*WORK TO DO*: Locate the lines that hold the string "letter". Copy every such line.

Excerpt from a dataset
** Begin **

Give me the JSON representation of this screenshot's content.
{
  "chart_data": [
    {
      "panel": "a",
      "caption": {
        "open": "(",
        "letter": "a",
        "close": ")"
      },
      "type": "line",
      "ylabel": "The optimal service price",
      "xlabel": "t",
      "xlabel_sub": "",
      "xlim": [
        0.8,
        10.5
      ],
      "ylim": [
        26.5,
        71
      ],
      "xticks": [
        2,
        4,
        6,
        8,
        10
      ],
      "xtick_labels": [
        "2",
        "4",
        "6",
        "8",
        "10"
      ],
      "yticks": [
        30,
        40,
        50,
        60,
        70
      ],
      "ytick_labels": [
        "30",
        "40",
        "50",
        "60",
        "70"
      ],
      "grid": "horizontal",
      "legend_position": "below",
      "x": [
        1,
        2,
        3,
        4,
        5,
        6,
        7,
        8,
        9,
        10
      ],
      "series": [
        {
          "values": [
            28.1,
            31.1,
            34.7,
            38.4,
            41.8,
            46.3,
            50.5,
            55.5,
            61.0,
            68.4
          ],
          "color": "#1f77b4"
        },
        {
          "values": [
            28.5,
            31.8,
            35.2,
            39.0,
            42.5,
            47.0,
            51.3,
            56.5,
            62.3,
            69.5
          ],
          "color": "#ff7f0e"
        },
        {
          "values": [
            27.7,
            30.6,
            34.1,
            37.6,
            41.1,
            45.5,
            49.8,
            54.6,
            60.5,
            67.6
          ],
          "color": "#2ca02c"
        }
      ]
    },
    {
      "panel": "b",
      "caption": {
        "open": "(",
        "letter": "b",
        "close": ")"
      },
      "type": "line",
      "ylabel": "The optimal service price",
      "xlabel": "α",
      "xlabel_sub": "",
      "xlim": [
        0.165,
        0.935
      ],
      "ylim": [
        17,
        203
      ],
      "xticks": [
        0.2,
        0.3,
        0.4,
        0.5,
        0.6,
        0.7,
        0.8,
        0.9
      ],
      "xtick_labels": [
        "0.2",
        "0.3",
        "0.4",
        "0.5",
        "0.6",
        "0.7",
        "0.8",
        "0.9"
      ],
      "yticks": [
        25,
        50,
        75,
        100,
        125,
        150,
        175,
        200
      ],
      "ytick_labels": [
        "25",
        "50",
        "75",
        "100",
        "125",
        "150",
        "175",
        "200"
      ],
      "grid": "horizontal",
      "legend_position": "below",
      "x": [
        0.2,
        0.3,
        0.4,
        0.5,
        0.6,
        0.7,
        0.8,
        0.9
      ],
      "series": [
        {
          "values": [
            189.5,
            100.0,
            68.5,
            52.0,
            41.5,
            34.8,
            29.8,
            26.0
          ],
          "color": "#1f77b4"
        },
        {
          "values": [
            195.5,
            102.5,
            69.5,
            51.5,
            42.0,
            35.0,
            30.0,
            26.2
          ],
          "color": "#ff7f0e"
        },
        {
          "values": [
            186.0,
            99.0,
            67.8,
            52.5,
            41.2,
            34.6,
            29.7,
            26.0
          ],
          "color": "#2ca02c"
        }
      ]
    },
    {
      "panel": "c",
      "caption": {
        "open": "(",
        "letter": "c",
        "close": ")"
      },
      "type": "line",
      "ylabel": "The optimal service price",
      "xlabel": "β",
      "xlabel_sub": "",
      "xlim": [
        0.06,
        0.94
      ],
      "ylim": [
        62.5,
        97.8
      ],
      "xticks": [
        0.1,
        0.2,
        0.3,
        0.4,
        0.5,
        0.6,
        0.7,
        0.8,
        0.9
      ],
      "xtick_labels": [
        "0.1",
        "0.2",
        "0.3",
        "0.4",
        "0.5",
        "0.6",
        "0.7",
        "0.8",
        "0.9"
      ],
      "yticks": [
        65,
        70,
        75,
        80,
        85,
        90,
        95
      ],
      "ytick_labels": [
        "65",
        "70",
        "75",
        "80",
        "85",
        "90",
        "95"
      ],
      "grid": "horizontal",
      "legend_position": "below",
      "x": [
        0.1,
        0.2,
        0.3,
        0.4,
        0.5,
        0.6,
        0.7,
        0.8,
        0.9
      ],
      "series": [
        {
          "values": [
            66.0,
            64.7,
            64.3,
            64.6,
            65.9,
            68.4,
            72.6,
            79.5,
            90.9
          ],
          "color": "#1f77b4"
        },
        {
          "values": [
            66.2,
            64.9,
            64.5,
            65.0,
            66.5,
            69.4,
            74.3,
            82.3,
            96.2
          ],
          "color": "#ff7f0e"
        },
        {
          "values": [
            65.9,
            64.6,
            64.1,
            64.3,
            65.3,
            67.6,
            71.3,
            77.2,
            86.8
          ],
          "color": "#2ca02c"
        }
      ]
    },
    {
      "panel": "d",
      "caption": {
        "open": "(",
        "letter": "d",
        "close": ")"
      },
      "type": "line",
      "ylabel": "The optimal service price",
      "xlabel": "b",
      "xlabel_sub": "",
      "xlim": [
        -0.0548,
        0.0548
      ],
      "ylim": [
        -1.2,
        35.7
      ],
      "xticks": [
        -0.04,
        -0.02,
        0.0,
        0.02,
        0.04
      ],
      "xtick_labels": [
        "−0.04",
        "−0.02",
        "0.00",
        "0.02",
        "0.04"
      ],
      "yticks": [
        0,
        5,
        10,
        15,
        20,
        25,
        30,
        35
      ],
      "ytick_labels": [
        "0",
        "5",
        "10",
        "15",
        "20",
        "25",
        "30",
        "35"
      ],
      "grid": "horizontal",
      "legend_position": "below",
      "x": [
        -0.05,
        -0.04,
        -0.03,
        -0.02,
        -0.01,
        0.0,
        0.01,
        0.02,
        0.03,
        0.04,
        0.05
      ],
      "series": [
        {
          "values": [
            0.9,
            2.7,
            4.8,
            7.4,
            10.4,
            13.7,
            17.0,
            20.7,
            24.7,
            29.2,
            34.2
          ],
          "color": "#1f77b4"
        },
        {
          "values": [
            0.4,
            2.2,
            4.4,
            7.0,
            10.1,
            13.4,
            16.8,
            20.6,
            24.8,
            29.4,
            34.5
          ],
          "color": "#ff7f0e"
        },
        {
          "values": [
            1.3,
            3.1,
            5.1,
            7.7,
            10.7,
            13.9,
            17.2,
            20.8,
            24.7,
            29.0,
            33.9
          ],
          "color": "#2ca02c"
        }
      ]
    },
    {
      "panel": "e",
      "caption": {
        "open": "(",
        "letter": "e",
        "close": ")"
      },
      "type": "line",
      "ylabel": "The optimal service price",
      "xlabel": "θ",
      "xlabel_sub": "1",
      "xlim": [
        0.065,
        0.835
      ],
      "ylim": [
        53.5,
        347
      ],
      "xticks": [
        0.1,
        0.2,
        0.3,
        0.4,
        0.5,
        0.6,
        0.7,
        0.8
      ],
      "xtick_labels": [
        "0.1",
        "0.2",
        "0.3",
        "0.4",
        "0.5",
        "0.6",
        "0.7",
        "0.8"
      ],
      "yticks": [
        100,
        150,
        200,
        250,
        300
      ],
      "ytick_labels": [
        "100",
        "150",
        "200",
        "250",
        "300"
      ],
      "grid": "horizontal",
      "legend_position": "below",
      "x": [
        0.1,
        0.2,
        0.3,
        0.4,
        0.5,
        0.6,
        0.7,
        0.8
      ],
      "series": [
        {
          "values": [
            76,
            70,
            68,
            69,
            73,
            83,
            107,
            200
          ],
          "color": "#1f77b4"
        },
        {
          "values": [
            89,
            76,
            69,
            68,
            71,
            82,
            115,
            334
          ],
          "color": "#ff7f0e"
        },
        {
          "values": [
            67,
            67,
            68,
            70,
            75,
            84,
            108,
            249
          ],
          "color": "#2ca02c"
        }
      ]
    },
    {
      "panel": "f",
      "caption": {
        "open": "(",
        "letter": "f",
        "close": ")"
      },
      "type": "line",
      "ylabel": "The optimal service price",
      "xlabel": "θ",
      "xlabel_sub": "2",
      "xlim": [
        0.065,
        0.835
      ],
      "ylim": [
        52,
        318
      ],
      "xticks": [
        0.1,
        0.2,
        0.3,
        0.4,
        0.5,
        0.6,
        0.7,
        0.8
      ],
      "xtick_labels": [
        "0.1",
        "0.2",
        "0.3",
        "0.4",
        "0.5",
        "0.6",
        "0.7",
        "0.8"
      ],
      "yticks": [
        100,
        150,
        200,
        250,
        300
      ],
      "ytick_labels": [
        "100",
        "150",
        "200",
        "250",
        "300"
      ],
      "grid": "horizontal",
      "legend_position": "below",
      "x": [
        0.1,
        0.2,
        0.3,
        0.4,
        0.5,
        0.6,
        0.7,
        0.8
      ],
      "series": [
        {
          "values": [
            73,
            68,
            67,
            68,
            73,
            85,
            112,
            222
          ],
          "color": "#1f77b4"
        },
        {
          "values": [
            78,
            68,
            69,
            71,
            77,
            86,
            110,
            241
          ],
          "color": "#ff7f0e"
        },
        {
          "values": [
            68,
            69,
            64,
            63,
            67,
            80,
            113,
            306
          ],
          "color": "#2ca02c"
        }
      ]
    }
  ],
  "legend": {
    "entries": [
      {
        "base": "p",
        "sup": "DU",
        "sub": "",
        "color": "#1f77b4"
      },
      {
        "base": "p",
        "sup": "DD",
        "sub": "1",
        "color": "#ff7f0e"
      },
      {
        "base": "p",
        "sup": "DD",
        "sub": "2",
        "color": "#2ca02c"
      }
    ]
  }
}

** End **

*TASK RESULT*:
        "letter": "a",
        "letter": "b",
        "letter": "c",
        "letter": "d",
        "letter": "e",
        "letter": "f",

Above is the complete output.